Short task: Transcribe the lines below verbatim, skipping the images.

[Extracted records]
#####

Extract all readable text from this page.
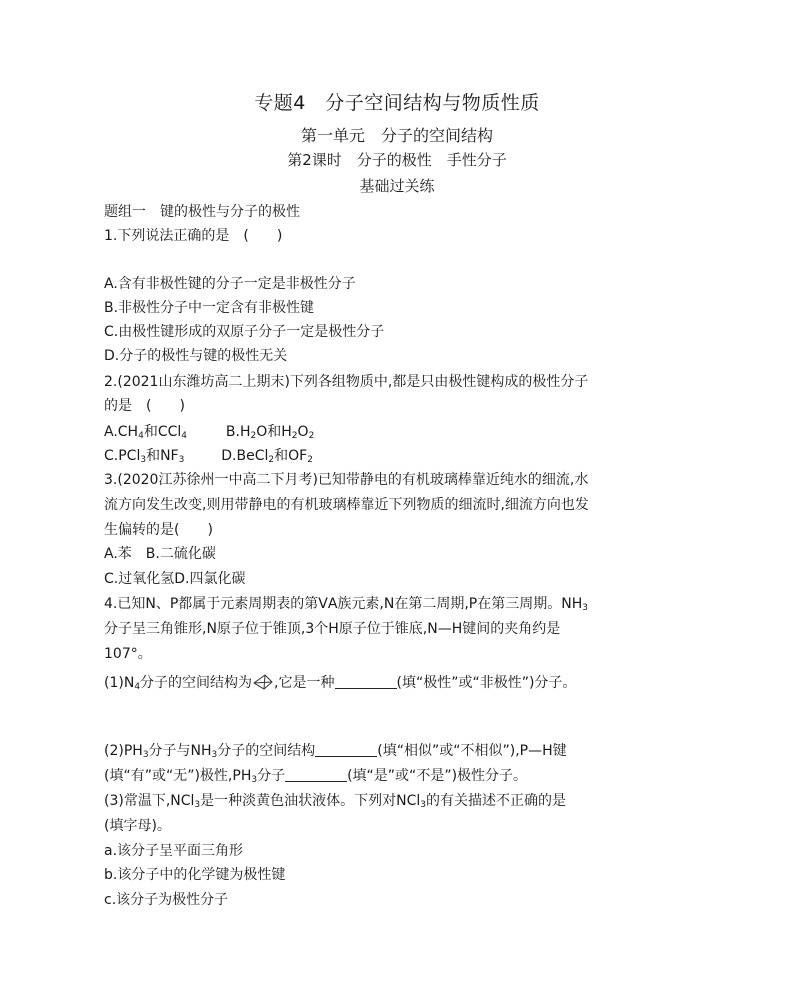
专题4　分子空间结构与物质性质
第一单元　分子的空间结构
第2课时　分子的极性　手性分子
基础过关练
题组一　键的极性与分子的极性
1.下列说法正确的是　(　　)
A.含有非极性键的分子一定是非极性分子
B.非极性分子中一定含有非极性键
C.由极性键形成的双原子分子一定是极性分子
D.分子的极性与键的极性无关
2.(2021山东潍坊高二上期末)下列各组物质中,都是只由极性键构成的极性分子
的是　(　　)
$A.CH_4$和CCl$_4$	$B.H_2O$和$H_2O_2$
C.PCl$_3$和$NF_3$	D.BeCl$_2$和$OF_2$
3.(2020江苏徐州一中高二下月考)已知带静电的有机玻璃棒靠近纯水的细流,水
流方向发生改变,则用带静电的有机玻璃棒靠近下列物质的细流时,细流方向也发
生偏转的是(　　)
A.苯　B.二硫化碳
C.过氧化氢D.四氯化碳
4.已知N、P都属于元素周期表的第ⅤA族元素,N在第二周期,P在第三周期。$NH_3$
分子呈三角锥形,N原子位于锥顶,3个H原子位于锥底,N—H键间的夹角约是
107°。
$(1)N_4$分子的空间结构为 ,它是一种	(填“极性”或“非极性”)分子。
$(2)PH_3$分子与$NH_3$分子的空间结构	(填“相似”或“不相似”),P—H键
(填“有”或“无”)极性$,PH_3$分子	(填“是”或“不是”)极性分子。
(3)常温下,NCl$_3$是一种淡黄色油状液体。下列对NCl$_3$的有关描述不正确的是
(填字母)。
a.该分子呈平面三角形
b.该分子中的化学键为极性键
c.该分子为极性分子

#####

Answer to the problem:
Extract all readable text from this page.
专题4　分子空间结构与物质性质
第一单元　分子的空间结构
第2课时　分子的极性　手性分子
基础过关练
题组一　键的极性与分子的极性
1.下列说法正确的是　(　　)
A.含有非极性键的分子一定是非极性分子
B.非极性分子中一定含有非极性键
C.由极性键形成的双原子分子一定是极性分子
D.分子的极性与键的极性无关
2.(2021山东潍坊高二上期末)下列各组物质中,都是只由极性键构成的极性分子
的是　(　　)
$A.CH_4$和CCl$_4$	$B.H_2O$和$H_2O_2$
C.PCl$_3$和$NF_3$	D.BeCl$_2$和$OF_2$
3.(2020江苏徐州一中高二下月考)已知带静电的有机玻璃棒靠近纯水的细流,水
流方向发生改变,则用带静电的有机玻璃棒靠近下列物质的细流时,细流方向也发
生偏转的是(　　)
A.苯　B.二硫化碳
C.过氧化氢D.四氯化碳
4.已知N、P都属于元素周期表的第ⅤA族元素,N在第二周期,P在第三周期。$NH_3$
分子呈三角锥形,N原子位于锥顶,3个H原子位于锥底,N—H键间的夹角约是
107°。
$(1)N_4$分子的空间结构为 ,它是一种	(填“极性”或“非极性”)分子。
$(2)PH_3$分子与$NH_3$分子的空间结构	(填“相似”或“不相似”),P—H键
(填“有”或“无”)极性$,PH_3$分子	(填“是”或“不是”)极性分子。
(3)常温下,NCl$_3$是一种淡黄色油状液体。下列对NCl$_3$的有关描述不正确的是
(填字母)。
a.该分子呈平面三角形
b.该分子中的化学键为极性键
c.该分子为极性分子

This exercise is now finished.